--- About this task ---
Set down the whole listing below exactly. The pictures stay out.
*** Opening Dataset content ***
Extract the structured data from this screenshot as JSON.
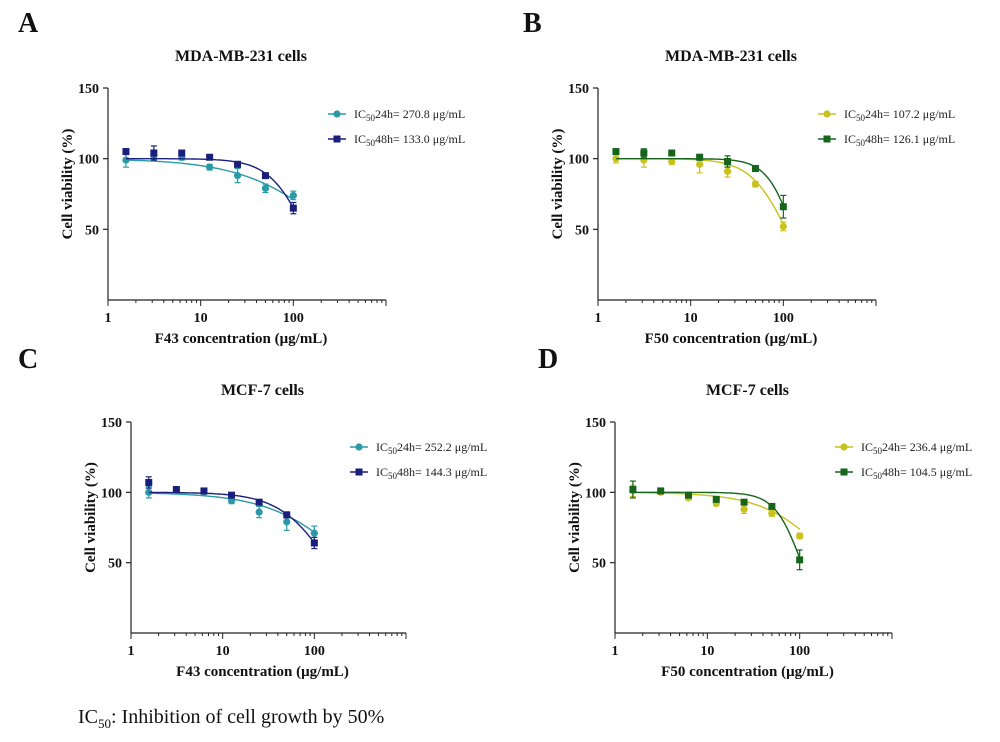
{
  "footnote": {
    "ic_prefix": "IC",
    "ic_sub": "50",
    "text": ": Inhibition of cell growth by 50%"
  },
  "chart_data": [
    {
      "panel": "A",
      "type": "scatter",
      "title": "MDA-MB-231 cells",
      "xlabel": "F43 concentration (μg/mL)",
      "ylabel": "Cell viability (%)",
      "xscale": "log",
      "xlim": [
        1,
        1000
      ],
      "ylim": [
        0,
        150
      ],
      "xticks": [
        "1",
        "10",
        "100"
      ],
      "yticks": [
        "50",
        "100",
        "150"
      ],
      "legend_position": "top-right",
      "series": [
        {
          "name": "IC50 24h= 270.8 μg/mL",
          "name_parts": [
            "IC",
            "50",
            "24h= 270.8 μg/mL"
          ],
          "color": "#2a9aa6",
          "marker": "circle",
          "ic50": 270.8,
          "hill": 0.9,
          "x": [
            1.5625,
            3.125,
            6.25,
            12.5,
            25,
            50,
            100
          ],
          "y": [
            99,
            102,
            101,
            94,
            88,
            79,
            74
          ],
          "err": [
            5,
            3,
            2,
            2,
            5,
            3,
            3
          ]
        },
        {
          "name": "IC50 48h= 133.0 μg/mL",
          "name_parts": [
            "IC",
            "50",
            "48h= 133.0 μg/mL"
          ],
          "color": "#1b1f7c",
          "marker": "square",
          "ic50": 133.0,
          "hill": 2.2,
          "x": [
            1.5625,
            3.125,
            6.25,
            12.5,
            25,
            50,
            100
          ],
          "y": [
            105,
            104,
            104,
            101,
            96,
            88,
            65
          ],
          "err": [
            2,
            5,
            2,
            1,
            2,
            1,
            4
          ]
        }
      ]
    },
    {
      "panel": "B",
      "type": "scatter",
      "title": "MDA-MB-231 cells",
      "xlabel": "F50 concentration (μg/mL)",
      "ylabel": "Cell viability (%)",
      "xscale": "log",
      "xlim": [
        1,
        1000
      ],
      "ylim": [
        0,
        150
      ],
      "xticks": [
        "1",
        "10",
        "100"
      ],
      "yticks": [
        "50",
        "100",
        "150"
      ],
      "legend_position": "top-right",
      "series": [
        {
          "name": "IC50 24h= 107.2 μg/mL",
          "name_parts": [
            "IC",
            "50",
            "24h= 107.2 μg/mL"
          ],
          "color": "#c9c21c",
          "marker": "circle",
          "ic50": 107.2,
          "hill": 2.2,
          "x": [
            1.5625,
            3.125,
            6.25,
            12.5,
            25,
            50,
            100
          ],
          "y": [
            100,
            99,
            98,
            96,
            91,
            82,
            52
          ],
          "err": [
            3,
            5,
            2,
            6,
            4,
            2,
            3
          ]
        },
        {
          "name": "IC50 48h= 126.1 μg/mL",
          "name_parts": [
            "IC",
            "50",
            "48h= 126.1 μg/mL"
          ],
          "color": "#17641c",
          "marker": "square",
          "ic50": 126.1,
          "hill": 3.0,
          "x": [
            1.5625,
            3.125,
            6.25,
            12.5,
            25,
            50,
            100
          ],
          "y": [
            105,
            104,
            104,
            101,
            98,
            93,
            66
          ],
          "err": [
            2,
            3,
            1,
            2,
            4,
            2,
            8
          ]
        }
      ]
    },
    {
      "panel": "C",
      "type": "scatter",
      "title": "MCF-7 cells",
      "xlabel": "F43 concentration (μg/mL)",
      "ylabel": "Cell viability (%)",
      "xscale": "log",
      "xlim": [
        1,
        1000
      ],
      "ylim": [
        0,
        150
      ],
      "xticks": [
        "1",
        "10",
        "100"
      ],
      "yticks": [
        "50",
        "100",
        "150"
      ],
      "legend_position": "top-right",
      "series": [
        {
          "name": "IC50 24h= 252.2 μg/mL",
          "name_parts": [
            "IC",
            "50",
            "24h= 252.2 μg/mL"
          ],
          "color": "#2a9aa6",
          "marker": "circle",
          "ic50": 252.2,
          "hill": 1.0,
          "x": [
            1.5625,
            3.125,
            6.25,
            12.5,
            25,
            50,
            100
          ],
          "y": [
            100,
            102,
            100,
            94,
            86,
            79,
            71
          ],
          "err": [
            4,
            1,
            1,
            2,
            4,
            6,
            5
          ]
        },
        {
          "name": "IC50 48h= 144.3 μg/mL",
          "name_parts": [
            "IC",
            "50",
            "48h= 144.3 μg/mL"
          ],
          "color": "#1b1f7c",
          "marker": "square",
          "ic50": 144.3,
          "hill": 1.6,
          "x": [
            1.5625,
            3.125,
            6.25,
            12.5,
            25,
            50,
            100
          ],
          "y": [
            107,
            102,
            101,
            98,
            93,
            84,
            64
          ],
          "err": [
            4,
            1,
            1,
            1,
            1,
            2,
            4
          ]
        }
      ]
    },
    {
      "panel": "D",
      "type": "scatter",
      "title": "MCF-7 cells",
      "xlabel": "F50 concentration (μg/mL)",
      "ylabel": "Cell viability (%)",
      "xscale": "log",
      "xlim": [
        1,
        1000
      ],
      "ylim": [
        0,
        150
      ],
      "xticks": [
        "1",
        "10",
        "100"
      ],
      "yticks": [
        "50",
        "100",
        "150"
      ],
      "legend_position": "top-right",
      "series": [
        {
          "name": "IC50 24h= 236.4 μg/mL",
          "name_parts": [
            "IC",
            "50",
            "24h= 236.4 μg/mL"
          ],
          "color": "#c9c21c",
          "marker": "circle",
          "ic50": 236.4,
          "hill": 1.2,
          "x": [
            1.5625,
            3.125,
            6.25,
            12.5,
            25,
            50,
            100
          ],
          "y": [
            101,
            100,
            96,
            92,
            88,
            85,
            69
          ],
          "err": [
            4,
            1,
            1,
            1,
            3,
            2,
            2
          ]
        },
        {
          "name": "IC50 48h= 104.5 μg/mL",
          "name_parts": [
            "IC",
            "50",
            "48h= 104.5 μg/mL"
          ],
          "color": "#17641c",
          "marker": "square",
          "ic50": 104.5,
          "hill": 3.0,
          "x": [
            1.5625,
            3.125,
            6.25,
            12.5,
            25,
            50,
            100
          ],
          "y": [
            102,
            101,
            98,
            95,
            93,
            90,
            52
          ],
          "err": [
            6,
            1,
            1,
            1,
            1,
            1,
            7
          ]
        }
      ]
    }
  ]
}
*** Closing Dataset content ***
--- Task solution ---
Extract the structured data from this screenshot as JSON.
{
  "footnote": {
    "ic_prefix": "IC",
    "ic_sub": "50",
    "text": ": Inhibition of cell growth by 50%"
  },
  "chart_data": [
    {
      "panel": "A",
      "type": "scatter",
      "title": "MDA-MB-231 cells",
      "xlabel": "F43 concentration (μg/mL)",
      "ylabel": "Cell viability (%)",
      "xscale": "log",
      "xlim": [
        1,
        1000
      ],
      "ylim": [
        0,
        150
      ],
      "xticks": [
        "1",
        "10",
        "100"
      ],
      "yticks": [
        "50",
        "100",
        "150"
      ],
      "legend_position": "top-right",
      "series": [
        {
          "name": "IC50 24h= 270.8 μg/mL",
          "name_parts": [
            "IC",
            "50",
            "24h= 270.8 μg/mL"
          ],
          "color": "#2a9aa6",
          "marker": "circle",
          "ic50": 270.8,
          "hill": 0.9,
          "x": [
            1.5625,
            3.125,
            6.25,
            12.5,
            25,
            50,
            100
          ],
          "y": [
            99,
            102,
            101,
            94,
            88,
            79,
            74
          ],
          "err": [
            5,
            3,
            2,
            2,
            5,
            3,
            3
          ]
        },
        {
          "name": "IC50 48h= 133.0 μg/mL",
          "name_parts": [
            "IC",
            "50",
            "48h= 133.0 μg/mL"
          ],
          "color": "#1b1f7c",
          "marker": "square",
          "ic50": 133.0,
          "hill": 2.2,
          "x": [
            1.5625,
            3.125,
            6.25,
            12.5,
            25,
            50,
            100
          ],
          "y": [
            105,
            104,
            104,
            101,
            96,
            88,
            65
          ],
          "err": [
            2,
            5,
            2,
            1,
            2,
            1,
            4
          ]
        }
      ]
    },
    {
      "panel": "B",
      "type": "scatter",
      "title": "MDA-MB-231 cells",
      "xlabel": "F50 concentration (μg/mL)",
      "ylabel": "Cell viability (%)",
      "xscale": "log",
      "xlim": [
        1,
        1000
      ],
      "ylim": [
        0,
        150
      ],
      "xticks": [
        "1",
        "10",
        "100"
      ],
      "yticks": [
        "50",
        "100",
        "150"
      ],
      "legend_position": "top-right",
      "series": [
        {
          "name": "IC50 24h= 107.2 μg/mL",
          "name_parts": [
            "IC",
            "50",
            "24h= 107.2 μg/mL"
          ],
          "color": "#c9c21c",
          "marker": "circle",
          "ic50": 107.2,
          "hill": 2.2,
          "x": [
            1.5625,
            3.125,
            6.25,
            12.5,
            25,
            50,
            100
          ],
          "y": [
            100,
            99,
            98,
            96,
            91,
            82,
            52
          ],
          "err": [
            3,
            5,
            2,
            6,
            4,
            2,
            3
          ]
        },
        {
          "name": "IC50 48h= 126.1 μg/mL",
          "name_parts": [
            "IC",
            "50",
            "48h= 126.1 μg/mL"
          ],
          "color": "#17641c",
          "marker": "square",
          "ic50": 126.1,
          "hill": 3.0,
          "x": [
            1.5625,
            3.125,
            6.25,
            12.5,
            25,
            50,
            100
          ],
          "y": [
            105,
            104,
            104,
            101,
            98,
            93,
            66
          ],
          "err": [
            2,
            3,
            1,
            2,
            4,
            2,
            8
          ]
        }
      ]
    },
    {
      "panel": "C",
      "type": "scatter",
      "title": "MCF-7 cells",
      "xlabel": "F43 concentration (μg/mL)",
      "ylabel": "Cell viability (%)",
      "xscale": "log",
      "xlim": [
        1,
        1000
      ],
      "ylim": [
        0,
        150
      ],
      "xticks": [
        "1",
        "10",
        "100"
      ],
      "yticks": [
        "50",
        "100",
        "150"
      ],
      "legend_position": "top-right",
      "series": [
        {
          "name": "IC50 24h= 252.2 μg/mL",
          "name_parts": [
            "IC",
            "50",
            "24h= 252.2 μg/mL"
          ],
          "color": "#2a9aa6",
          "marker": "circle",
          "ic50": 252.2,
          "hill": 1.0,
          "x": [
            1.5625,
            3.125,
            6.25,
            12.5,
            25,
            50,
            100
          ],
          "y": [
            100,
            102,
            100,
            94,
            86,
            79,
            71
          ],
          "err": [
            4,
            1,
            1,
            2,
            4,
            6,
            5
          ]
        },
        {
          "name": "IC50 48h= 144.3 μg/mL",
          "name_parts": [
            "IC",
            "50",
            "48h= 144.3 μg/mL"
          ],
          "color": "#1b1f7c",
          "marker": "square",
          "ic50": 144.3,
          "hill": 1.6,
          "x": [
            1.5625,
            3.125,
            6.25,
            12.5,
            25,
            50,
            100
          ],
          "y": [
            107,
            102,
            101,
            98,
            93,
            84,
            64
          ],
          "err": [
            4,
            1,
            1,
            1,
            1,
            2,
            4
          ]
        }
      ]
    },
    {
      "panel": "D",
      "type": "scatter",
      "title": "MCF-7 cells",
      "xlabel": "F50 concentration (μg/mL)",
      "ylabel": "Cell viability (%)",
      "xscale": "log",
      "xlim": [
        1,
        1000
      ],
      "ylim": [
        0,
        150
      ],
      "xticks": [
        "1",
        "10",
        "100"
      ],
      "yticks": [
        "50",
        "100",
        "150"
      ],
      "legend_position": "top-right",
      "series": [
        {
          "name": "IC50 24h= 236.4 μg/mL",
          "name_parts": [
            "IC",
            "50",
            "24h= 236.4 μg/mL"
          ],
          "color": "#c9c21c",
          "marker": "circle",
          "ic50": 236.4,
          "hill": 1.2,
          "x": [
            1.5625,
            3.125,
            6.25,
            12.5,
            25,
            50,
            100
          ],
          "y": [
            101,
            100,
            96,
            92,
            88,
            85,
            69
          ],
          "err": [
            4,
            1,
            1,
            1,
            3,
            2,
            2
          ]
        },
        {
          "name": "IC50 48h= 104.5 μg/mL",
          "name_parts": [
            "IC",
            "50",
            "48h= 104.5 μg/mL"
          ],
          "color": "#17641c",
          "marker": "square",
          "ic50": 104.5,
          "hill": 3.0,
          "x": [
            1.5625,
            3.125,
            6.25,
            12.5,
            25,
            50,
            100
          ],
          "y": [
            102,
            101,
            98,
            95,
            93,
            90,
            52
          ],
          "err": [
            6,
            1,
            1,
            1,
            1,
            1,
            7
          ]
        }
      ]
    }
  ]
}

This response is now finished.